*DATA EXCERPTS:*
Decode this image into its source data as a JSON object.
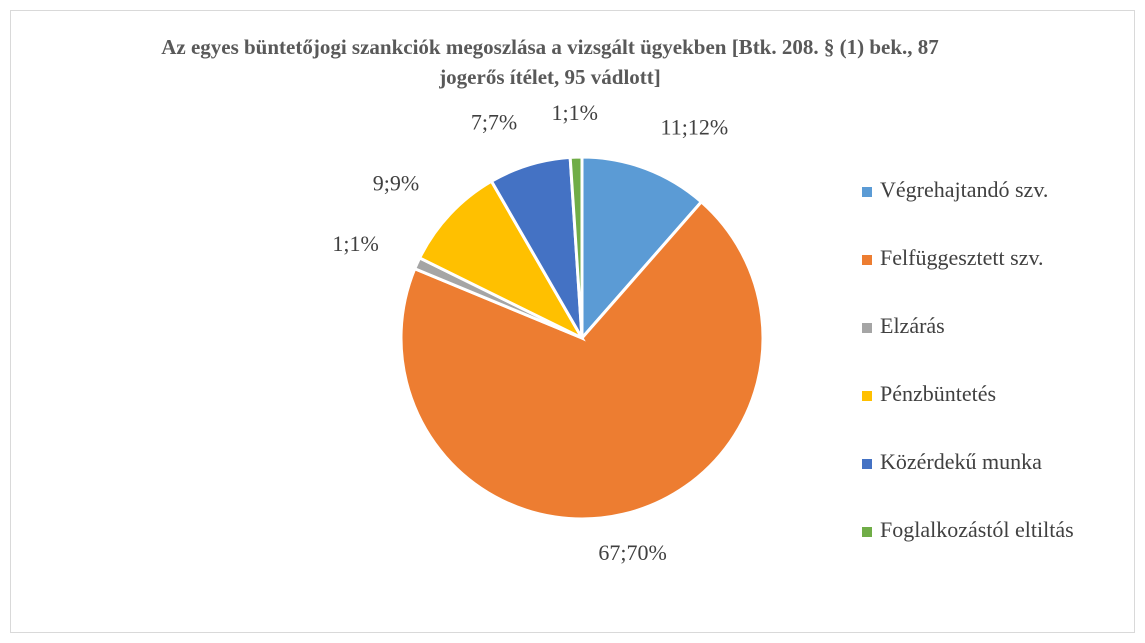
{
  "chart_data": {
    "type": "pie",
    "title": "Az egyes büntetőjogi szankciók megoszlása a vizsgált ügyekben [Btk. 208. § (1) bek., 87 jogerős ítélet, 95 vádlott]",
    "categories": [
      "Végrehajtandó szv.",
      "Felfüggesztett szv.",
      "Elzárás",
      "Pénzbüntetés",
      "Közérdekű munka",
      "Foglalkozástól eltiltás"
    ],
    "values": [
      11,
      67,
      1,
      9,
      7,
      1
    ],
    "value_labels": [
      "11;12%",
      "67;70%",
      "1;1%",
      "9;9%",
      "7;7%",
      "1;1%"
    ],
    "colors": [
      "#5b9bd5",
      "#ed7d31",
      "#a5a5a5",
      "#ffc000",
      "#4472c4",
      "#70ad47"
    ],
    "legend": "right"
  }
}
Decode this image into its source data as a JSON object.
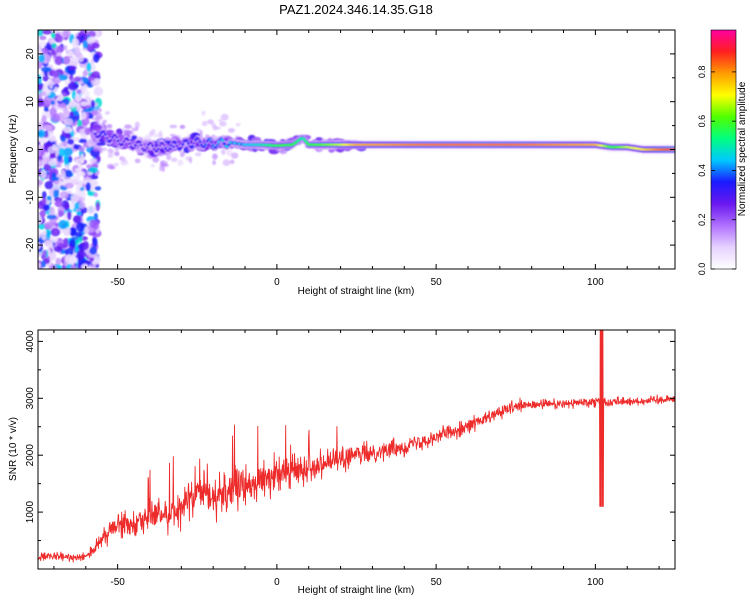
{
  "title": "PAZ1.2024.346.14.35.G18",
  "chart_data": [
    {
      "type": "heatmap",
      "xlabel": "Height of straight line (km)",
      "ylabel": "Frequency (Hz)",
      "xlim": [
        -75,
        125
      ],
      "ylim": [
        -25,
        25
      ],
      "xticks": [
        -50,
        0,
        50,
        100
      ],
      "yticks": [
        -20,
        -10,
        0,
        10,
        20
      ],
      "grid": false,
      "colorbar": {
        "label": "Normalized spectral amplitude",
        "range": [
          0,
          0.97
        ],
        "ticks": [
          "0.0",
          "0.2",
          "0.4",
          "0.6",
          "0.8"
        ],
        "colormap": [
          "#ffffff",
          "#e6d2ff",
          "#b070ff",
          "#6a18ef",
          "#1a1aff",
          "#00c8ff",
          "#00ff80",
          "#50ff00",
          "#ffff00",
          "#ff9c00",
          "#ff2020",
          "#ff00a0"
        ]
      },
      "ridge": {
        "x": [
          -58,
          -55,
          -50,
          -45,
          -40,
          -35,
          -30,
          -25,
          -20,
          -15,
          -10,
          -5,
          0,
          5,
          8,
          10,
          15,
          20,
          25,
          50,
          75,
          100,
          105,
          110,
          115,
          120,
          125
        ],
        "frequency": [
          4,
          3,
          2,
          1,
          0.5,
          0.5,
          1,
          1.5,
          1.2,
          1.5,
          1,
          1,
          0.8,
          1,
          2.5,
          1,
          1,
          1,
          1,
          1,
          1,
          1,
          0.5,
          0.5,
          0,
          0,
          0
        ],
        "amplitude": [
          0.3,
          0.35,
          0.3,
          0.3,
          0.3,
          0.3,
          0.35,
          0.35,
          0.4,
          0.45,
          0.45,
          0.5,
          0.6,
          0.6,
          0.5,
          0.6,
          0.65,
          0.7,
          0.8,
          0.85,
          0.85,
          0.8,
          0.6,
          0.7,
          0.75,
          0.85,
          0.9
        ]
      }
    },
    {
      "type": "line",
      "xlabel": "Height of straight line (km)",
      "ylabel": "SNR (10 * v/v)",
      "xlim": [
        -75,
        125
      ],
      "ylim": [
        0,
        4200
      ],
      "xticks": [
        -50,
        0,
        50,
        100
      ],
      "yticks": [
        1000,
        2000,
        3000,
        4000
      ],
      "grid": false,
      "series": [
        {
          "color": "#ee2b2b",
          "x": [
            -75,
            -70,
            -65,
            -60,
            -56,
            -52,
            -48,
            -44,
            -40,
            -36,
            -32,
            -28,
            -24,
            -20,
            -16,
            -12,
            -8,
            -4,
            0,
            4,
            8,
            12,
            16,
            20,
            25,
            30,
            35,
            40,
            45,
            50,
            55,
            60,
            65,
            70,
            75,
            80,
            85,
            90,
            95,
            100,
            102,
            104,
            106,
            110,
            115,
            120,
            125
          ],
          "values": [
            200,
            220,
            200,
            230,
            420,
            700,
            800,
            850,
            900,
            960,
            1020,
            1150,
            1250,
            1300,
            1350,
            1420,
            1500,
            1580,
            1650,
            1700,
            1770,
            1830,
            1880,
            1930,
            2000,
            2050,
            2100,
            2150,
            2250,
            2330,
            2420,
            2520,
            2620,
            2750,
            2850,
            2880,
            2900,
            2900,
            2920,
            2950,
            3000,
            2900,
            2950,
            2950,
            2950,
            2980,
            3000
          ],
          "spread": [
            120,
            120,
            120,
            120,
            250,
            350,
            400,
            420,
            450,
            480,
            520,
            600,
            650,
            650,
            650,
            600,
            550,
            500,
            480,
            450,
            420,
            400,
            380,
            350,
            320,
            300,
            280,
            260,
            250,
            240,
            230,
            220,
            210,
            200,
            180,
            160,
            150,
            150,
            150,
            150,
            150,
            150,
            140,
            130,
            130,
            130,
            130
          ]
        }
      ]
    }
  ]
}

*TASK INSTRUCTIONS:*
Print every record above exactly as written, leaving out the pictures.

*RESULT BELOW:*
Decode this image into its source data as a JSON object.
{
  "chart_data": {
    "type": "pie",
    "title": "Az egyes büntetőjogi szankciók megoszlása a vizsgált ügyekben [Btk. 208. § (1) bek., 87 jogerős ítélet, 95 vádlott]",
    "categories": [
      "Végrehajtandó szv.",
      "Felfüggesztett szv.",
      "Elzárás",
      "Pénzbüntetés",
      "Közérdekű munka",
      "Foglalkozástól eltiltás"
    ],
    "values": [
      11,
      67,
      1,
      9,
      7,
      1
    ],
    "value_labels": [
      "11;12%",
      "67;70%",
      "1;1%",
      "9;9%",
      "7;7%",
      "1;1%"
    ],
    "colors": [
      "#5b9bd5",
      "#ed7d31",
      "#a5a5a5",
      "#ffc000",
      "#4472c4",
      "#70ad47"
    ],
    "legend": "right"
  }
}
Decode this image into its source data as a JSON object.
{
  "title": "PAZ1.2024.346.14.35.G18",
  "chart_data": [
    {
      "type": "heatmap",
      "xlabel": "Height of straight line (km)",
      "ylabel": "Frequency (Hz)",
      "xlim": [
        -75,
        125
      ],
      "ylim": [
        -25,
        25
      ],
      "xticks": [
        -50,
        0,
        50,
        100
      ],
      "yticks": [
        -20,
        -10,
        0,
        10,
        20
      ],
      "grid": false,
      "colorbar": {
        "label": "Normalized spectral amplitude",
        "range": [
          0,
          0.97
        ],
        "ticks": [
          "0.0",
          "0.2",
          "0.4",
          "0.6",
          "0.8"
        ],
        "colormap": [
          "#ffffff",
          "#e6d2ff",
          "#b070ff",
          "#6a18ef",
          "#1a1aff",
          "#00c8ff",
          "#00ff80",
          "#50ff00",
          "#ffff00",
          "#ff9c00",
          "#ff2020",
          "#ff00a0"
        ]
      },
      "ridge": {
        "x": [
          -58,
          -55,
          -50,
          -45,
          -40,
          -35,
          -30,
          -25,
          -20,
          -15,
          -10,
          -5,
          0,
          5,
          8,
          10,
          15,
          20,
          25,
          50,
          75,
          100,
          105,
          110,
          115,
          120,
          125
        ],
        "frequency": [
          4,
          3,
          2,
          1,
          0.5,
          0.5,
          1,
          1.5,
          1.2,
          1.5,
          1,
          1,
          0.8,
          1,
          2.5,
          1,
          1,
          1,
          1,
          1,
          1,
          1,
          0.5,
          0.5,
          0,
          0,
          0
        ],
        "amplitude": [
          0.3,
          0.35,
          0.3,
          0.3,
          0.3,
          0.3,
          0.35,
          0.35,
          0.4,
          0.45,
          0.45,
          0.5,
          0.6,
          0.6,
          0.5,
          0.6,
          0.65,
          0.7,
          0.8,
          0.85,
          0.85,
          0.8,
          0.6,
          0.7,
          0.75,
          0.85,
          0.9
        ]
      }
    },
    {
      "type": "line",
      "xlabel": "Height of straight line (km)",
      "ylabel": "SNR (10 * v/v)",
      "xlim": [
        -75,
        125
      ],
      "ylim": [
        0,
        4200
      ],
      "xticks": [
        -50,
        0,
        50,
        100
      ],
      "yticks": [
        1000,
        2000,
        3000,
        4000
      ],
      "grid": false,
      "series": [
        {
          "color": "#ee2b2b",
          "x": [
            -75,
            -70,
            -65,
            -60,
            -56,
            -52,
            -48,
            -44,
            -40,
            -36,
            -32,
            -28,
            -24,
            -20,
            -16,
            -12,
            -8,
            -4,
            0,
            4,
            8,
            12,
            16,
            20,
            25,
            30,
            35,
            40,
            45,
            50,
            55,
            60,
            65,
            70,
            75,
            80,
            85,
            90,
            95,
            100,
            102,
            104,
            106,
            110,
            115,
            120,
            125
          ],
          "values": [
            200,
            220,
            200,
            230,
            420,
            700,
            800,
            850,
            900,
            960,
            1020,
            1150,
            1250,
            1300,
            1350,
            1420,
            1500,
            1580,
            1650,
            1700,
            1770,
            1830,
            1880,
            1930,
            2000,
            2050,
            2100,
            2150,
            2250,
            2330,
            2420,
            2520,
            2620,
            2750,
            2850,
            2880,
            2900,
            2900,
            2920,
            2950,
            3000,
            2900,
            2950,
            2950,
            2950,
            2980,
            3000
          ],
          "spread": [
            120,
            120,
            120,
            120,
            250,
            350,
            400,
            420,
            450,
            480,
            520,
            600,
            650,
            650,
            650,
            600,
            550,
            500,
            480,
            450,
            420,
            400,
            380,
            350,
            320,
            300,
            280,
            260,
            250,
            240,
            230,
            220,
            210,
            200,
            180,
            160,
            150,
            150,
            150,
            150,
            150,
            150,
            140,
            130,
            130,
            130,
            130
          ]
        }
      ]
    }
  ]
}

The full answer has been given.